• 所给节选
= = = = =

Let's Encrypt的Certbot自动生成证书和自动更新证书
4,369 阅读
网站启用HTTPS必须制作证书,而证书的制作需要定期更新。这里介绍了Certbot证书自动生成工具和自动更新的方法。并描述了Tomcat如何配置pem证书。
主要步骤如下:
DataLearner 官方微信
欢迎关注 DataLearner 官方微信,获得最新 AI 技术推送
wget https://dl.eff.org/certbot-auto
sudo mv certbot-auto /usr/local/bin/certbot-auto
sudo chown root /usr/local/bin/certbot-auto
sudo chmod 0755 /usr/local/bin/certbot-auto
如果使用root账户,那就直接下载安装就可以了。
有两种运行方式,一个是网站停止运行,绑定80端口,这时候采用如下命令:
sudo /usr/local/bin/certbot-auto certonly --standalone
第二个是网站正在运行,你不想停止网站
sudo /usr/local/bin/certbot-auto certonly --webroot /home/tomcat/webapps/root
注意,/home/tomcat/webapps/root是你的网站根目录所在的路径。

= = = = =

• 给定条目
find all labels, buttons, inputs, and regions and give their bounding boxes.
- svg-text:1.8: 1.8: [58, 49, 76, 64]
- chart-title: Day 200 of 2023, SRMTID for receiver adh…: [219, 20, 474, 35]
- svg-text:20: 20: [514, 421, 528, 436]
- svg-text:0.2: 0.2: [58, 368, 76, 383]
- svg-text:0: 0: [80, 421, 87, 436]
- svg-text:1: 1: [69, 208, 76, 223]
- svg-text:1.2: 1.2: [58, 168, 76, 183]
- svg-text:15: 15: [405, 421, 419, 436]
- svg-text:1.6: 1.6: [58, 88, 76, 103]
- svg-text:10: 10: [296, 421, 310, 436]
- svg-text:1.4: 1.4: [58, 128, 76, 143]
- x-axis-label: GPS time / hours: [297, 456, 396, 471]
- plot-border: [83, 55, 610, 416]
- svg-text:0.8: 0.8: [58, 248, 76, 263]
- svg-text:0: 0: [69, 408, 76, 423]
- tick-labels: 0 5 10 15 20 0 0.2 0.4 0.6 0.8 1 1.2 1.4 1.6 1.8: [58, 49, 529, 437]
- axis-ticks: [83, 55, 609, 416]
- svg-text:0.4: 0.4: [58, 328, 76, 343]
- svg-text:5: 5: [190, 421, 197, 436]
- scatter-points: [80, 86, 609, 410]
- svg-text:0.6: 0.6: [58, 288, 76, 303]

= = = = =

• 你的任务
请从关于Certbot的节选中原样摘录一段原文，从“Let's Encrypt的Certbot自动生成证书和自动更新证书”开始，直到并包括“如果使用root账户,那就直接下载安装就可以了。”为止。 请只依据节选内容作答。

• 练习输出
Let's Encrypt的Certbot自动生成证书和自动更新证书
4,369 阅读
网站启用HTTPS必须制作证书,而证书的制作需要定期更新。这里介绍了Certbot证书自动生成工具和自动更新的方法。并描述了Tomcat如何配置pem证书。
主要步骤如下:
DataLearner 官方微信
欢迎关注 DataLearner 官方微信,获得最新 AI 技术推送
wget https://dl.eff.org/certbot-auto
sudo mv certbot-auto /usr/local/bin/certbot-auto
sudo chown root /usr/local/bin/certbot-auto
sudo chmod 0755 /usr/local/bin/certbot-auto
如果使用root账户,那就直接下载安装就可以了。